[Exercise instructions] Gather, from the data below, each line in which the word "Investing" occurs.

Given records start

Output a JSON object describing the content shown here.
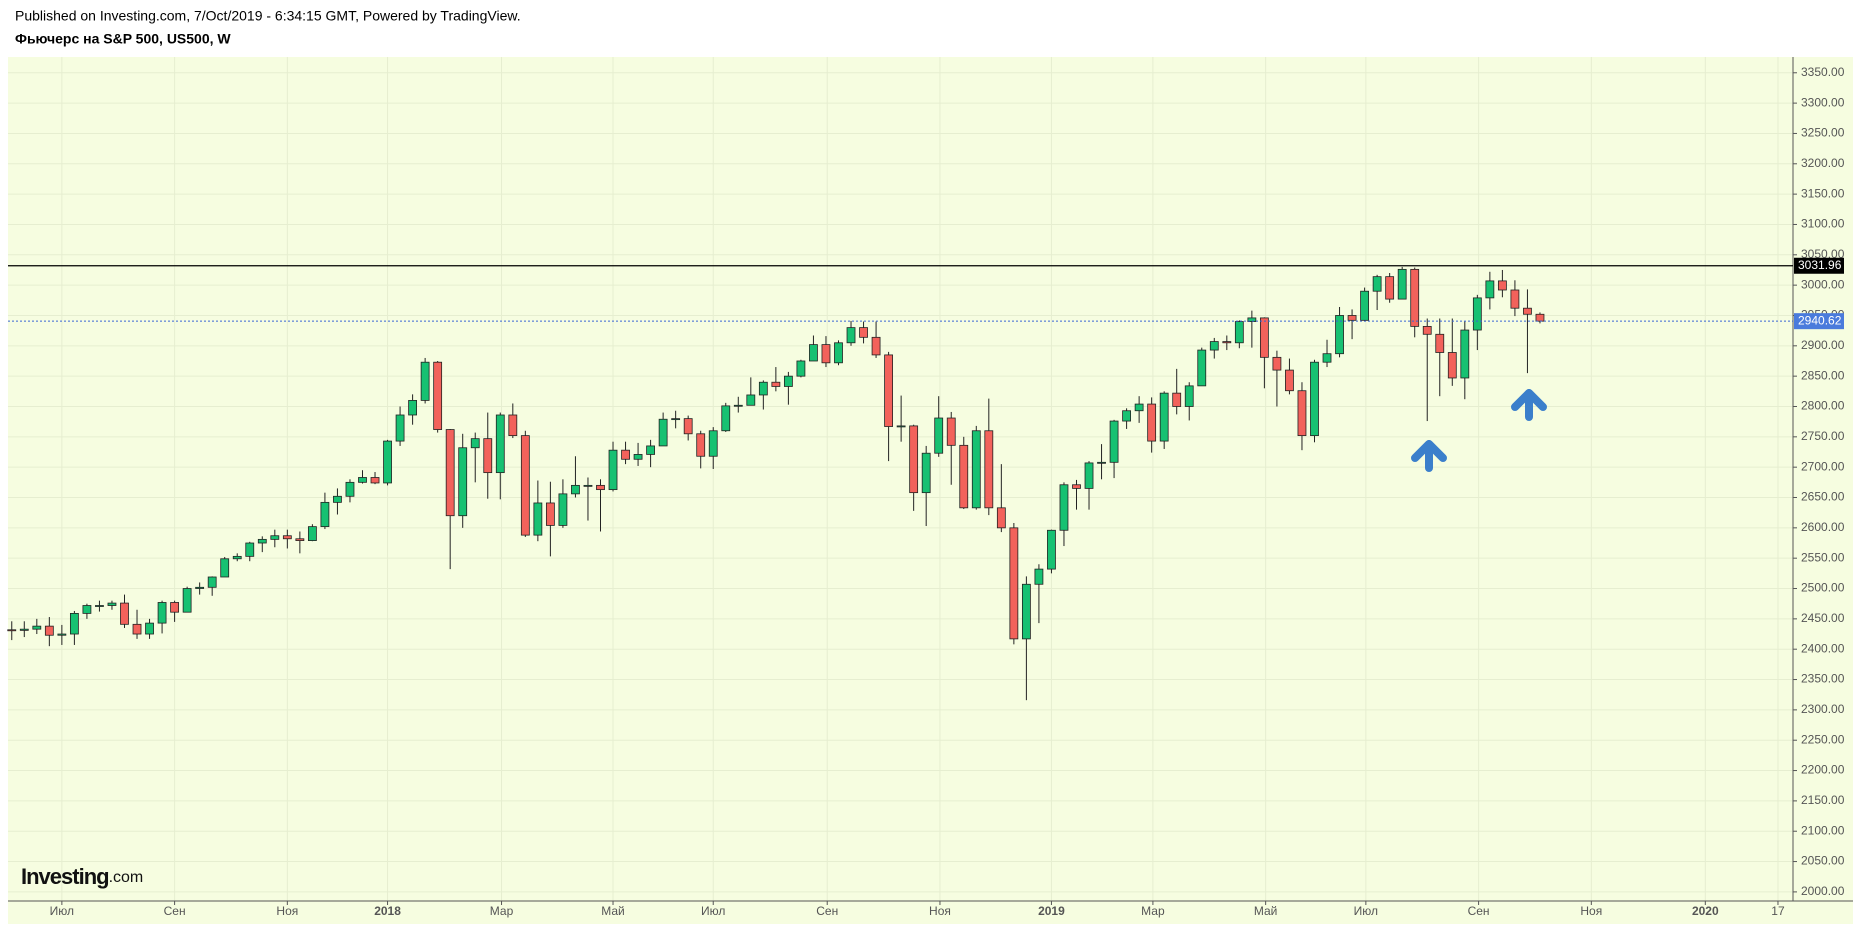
{
  "header": {
    "published": "Published on Investing.com, 7/Oct/2019 - 6:34:15 GMT, Powered by TradingView.",
    "title": "Фьючерс на S&P 500, US500, W"
  },
  "watermark": {
    "brand": "Investing",
    "suffix": ".com"
  },
  "chart_data": {
    "type": "candlestick",
    "up_color": "#17c172",
    "down_color": "#f2625b",
    "grid": true,
    "xlim": [
      -0.3,
      142.2
    ],
    "xticks": [
      {
        "value": 4,
        "label": "Июл"
      },
      {
        "value": 13,
        "label": "Сен"
      },
      {
        "value": 22,
        "label": "Ноя"
      },
      {
        "value": 30,
        "label": "2018"
      },
      {
        "value": 39.1,
        "label": "Мар"
      },
      {
        "value": 48,
        "label": "Май"
      },
      {
        "value": 56,
        "label": "Июл"
      },
      {
        "value": 65.1,
        "label": "Сен"
      },
      {
        "value": 74.1,
        "label": "Ноя"
      },
      {
        "value": 83,
        "label": "2019"
      },
      {
        "value": 91.1,
        "label": "Мар"
      },
      {
        "value": 100.1,
        "label": "Май"
      },
      {
        "value": 108.1,
        "label": "Июл"
      },
      {
        "value": 117.1,
        "label": "Сен"
      },
      {
        "value": 126.1,
        "label": "Ноя"
      },
      {
        "value": 135.2,
        "label": "2020"
      },
      {
        "value": 141,
        "label": "17"
      }
    ],
    "ylim": [
      1985,
      3376
    ],
    "yticks": [
      {
        "value": 2000,
        "label": "2000.00"
      },
      {
        "value": 2050,
        "label": "2050.00"
      },
      {
        "value": 2100,
        "label": "2100.00"
      },
      {
        "value": 2150,
        "label": "2150.00"
      },
      {
        "value": 2200,
        "label": "2200.00"
      },
      {
        "value": 2250,
        "label": "2250.00"
      },
      {
        "value": 2300,
        "label": "2300.00"
      },
      {
        "value": 2350,
        "label": "2350.00"
      },
      {
        "value": 2400,
        "label": "2400.00"
      },
      {
        "value": 2450,
        "label": "2450.00"
      },
      {
        "value": 2500,
        "label": "2500.00"
      },
      {
        "value": 2550,
        "label": "2550.00"
      },
      {
        "value": 2600,
        "label": "2600.00"
      },
      {
        "value": 2650,
        "label": "2650.00"
      },
      {
        "value": 2700,
        "label": "2700.00"
      },
      {
        "value": 2750,
        "label": "2750.00"
      },
      {
        "value": 2800,
        "label": "2800.00"
      },
      {
        "value": 2850,
        "label": "2850.00"
      },
      {
        "value": 2900,
        "label": "2900.00"
      },
      {
        "value": 2950,
        "label": "2950.00"
      },
      {
        "value": 3000,
        "label": "3000.00"
      },
      {
        "value": 3050,
        "label": "3050.00"
      },
      {
        "value": 3100,
        "label": "3100.00"
      },
      {
        "value": 3150,
        "label": "3150.00"
      },
      {
        "value": 3200,
        "label": "3200.00"
      },
      {
        "value": 3250,
        "label": "3250.00"
      },
      {
        "value": 3300,
        "label": "3300.00"
      },
      {
        "value": 3350,
        "label": "3350.00"
      }
    ],
    "reference_price": 3031.96,
    "last_price": 2940.62,
    "open": [
      2432,
      2431,
      2433,
      2438,
      2423,
      2425,
      2459,
      2472,
      2472,
      2476,
      2441,
      2425,
      2443,
      2477,
      2461,
      2500,
      2502,
      2519,
      2549,
      2553,
      2575,
      2581,
      2587,
      2582,
      2579,
      2602,
      2642,
      2652,
      2675,
      2683,
      2674,
      2743,
      2786,
      2810,
      2873,
      2762,
      2620,
      2732,
      2747,
      2691,
      2786,
      2752,
      2588,
      2641,
      2604,
      2656,
      2670,
      2670,
      2663,
      2728,
      2713,
      2721,
      2735,
      2779,
      2780,
      2755,
      2718,
      2760,
      2801,
      2802,
      2819,
      2840,
      2833,
      2850,
      2875,
      2902,
      2872,
      2905,
      2930,
      2914,
      2885,
      2767,
      2768,
      2658,
      2723,
      2781,
      2736,
      2633,
      2760,
      2633,
      2600,
      2417,
      2507,
      2532,
      2596,
      2671,
      2665,
      2707,
      2708,
      2776,
      2793,
      2804,
      2743,
      2822,
      2800,
      2834,
      2893,
      2907,
      2905,
      2940,
      2946,
      2881,
      2860,
      2826,
      2752,
      2873,
      2887,
      2950,
      2942,
      2990,
      3014,
      2977,
      3026,
      2932,
      2919,
      2889,
      2847,
      2926,
      2979,
      3007,
      2992,
      2962,
      2952
    ],
    "high": [
      2446,
      2446,
      2450,
      2453,
      2440,
      2463,
      2475,
      2480,
      2480,
      2490,
      2465,
      2450,
      2480,
      2480,
      2503,
      2510,
      2520,
      2552,
      2558,
      2577,
      2586,
      2597,
      2597,
      2594,
      2606,
      2658,
      2665,
      2680,
      2695,
      2692,
      2745,
      2800,
      2820,
      2880,
      2875,
      2763,
      2755,
      2757,
      2790,
      2790,
      2805,
      2760,
      2678,
      2676,
      2680,
      2718,
      2683,
      2680,
      2742,
      2742,
      2740,
      2745,
      2790,
      2793,
      2785,
      2760,
      2766,
      2806,
      2816,
      2848,
      2843,
      2865,
      2857,
      2877,
      2917,
      2916,
      2909,
      2941,
      2940,
      2940,
      2890,
      2818,
      2770,
      2735,
      2817,
      2791,
      2750,
      2768,
      2813,
      2705,
      2608,
      2520,
      2540,
      2597,
      2675,
      2679,
      2710,
      2738,
      2778,
      2797,
      2817,
      2815,
      2825,
      2862,
      2840,
      2897,
      2913,
      2917,
      2942,
      2958,
      2947,
      2892,
      2879,
      2840,
      2877,
      2910,
      2964,
      2960,
      2996,
      3017,
      3020,
      3030,
      3029,
      2945,
      2945,
      2945,
      2940,
      2984,
      3022,
      3025,
      3008,
      2993,
      2955
    ],
    "low": [
      2415,
      2420,
      2425,
      2405,
      2407,
      2407,
      2450,
      2462,
      2465,
      2435,
      2417,
      2417,
      2426,
      2445,
      2461,
      2490,
      2488,
      2519,
      2545,
      2545,
      2560,
      2568,
      2566,
      2558,
      2578,
      2598,
      2622,
      2642,
      2673,
      2672,
      2670,
      2735,
      2770,
      2805,
      2757,
      2532,
      2600,
      2675,
      2648,
      2647,
      2748,
      2585,
      2578,
      2553,
      2600,
      2650,
      2612,
      2594,
      2660,
      2705,
      2702,
      2700,
      2735,
      2764,
      2744,
      2698,
      2697,
      2758,
      2790,
      2802,
      2795,
      2825,
      2803,
      2848,
      2875,
      2865,
      2868,
      2900,
      2904,
      2880,
      2710,
      2742,
      2628,
      2603,
      2717,
      2671,
      2631,
      2630,
      2621,
      2593,
      2408,
      2316,
      2443,
      2525,
      2570,
      2630,
      2630,
      2680,
      2682,
      2763,
      2773,
      2724,
      2730,
      2787,
      2777,
      2834,
      2879,
      2893,
      2896,
      2897,
      2830,
      2800,
      2820,
      2728,
      2741,
      2865,
      2881,
      2911,
      2940,
      2959,
      2971,
      2977,
      2914,
      2776,
      2817,
      2834,
      2812,
      2893,
      2960,
      2980,
      2949,
      2855,
      2937
    ],
    "close": [
      2431,
      2433,
      2438,
      2423,
      2425,
      2459,
      2472,
      2472,
      2476,
      2441,
      2425,
      2443,
      2477,
      2461,
      2500,
      2502,
      2519,
      2549,
      2553,
      2575,
      2581,
      2587,
      2582,
      2579,
      2602,
      2642,
      2652,
      2675,
      2683,
      2674,
      2743,
      2786,
      2810,
      2873,
      2762,
      2620,
      2732,
      2747,
      2691,
      2786,
      2752,
      2588,
      2641,
      2604,
      2656,
      2670,
      2670,
      2663,
      2728,
      2713,
      2721,
      2735,
      2779,
      2780,
      2755,
      2718,
      2760,
      2801,
      2802,
      2819,
      2840,
      2833,
      2850,
      2875,
      2902,
      2872,
      2905,
      2930,
      2914,
      2885,
      2767,
      2768,
      2658,
      2723,
      2781,
      2736,
      2633,
      2760,
      2633,
      2600,
      2417,
      2507,
      2532,
      2596,
      2671,
      2665,
      2707,
      2708,
      2776,
      2793,
      2804,
      2743,
      2822,
      2800,
      2834,
      2893,
      2907,
      2905,
      2940,
      2946,
      2881,
      2860,
      2826,
      2752,
      2873,
      2887,
      2950,
      2942,
      2990,
      3014,
      2977,
      3026,
      2932,
      2919,
      2889,
      2847,
      2926,
      2979,
      3007,
      2992,
      2962,
      2952,
      2940.62
    ]
  }
}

Given records end

[Solution to the exercise]
    "published": "Published on Investing.com, 7/Oct/2019 - 6:34:15 GMT, Powered by TradingView.",
    "brand": "Investing",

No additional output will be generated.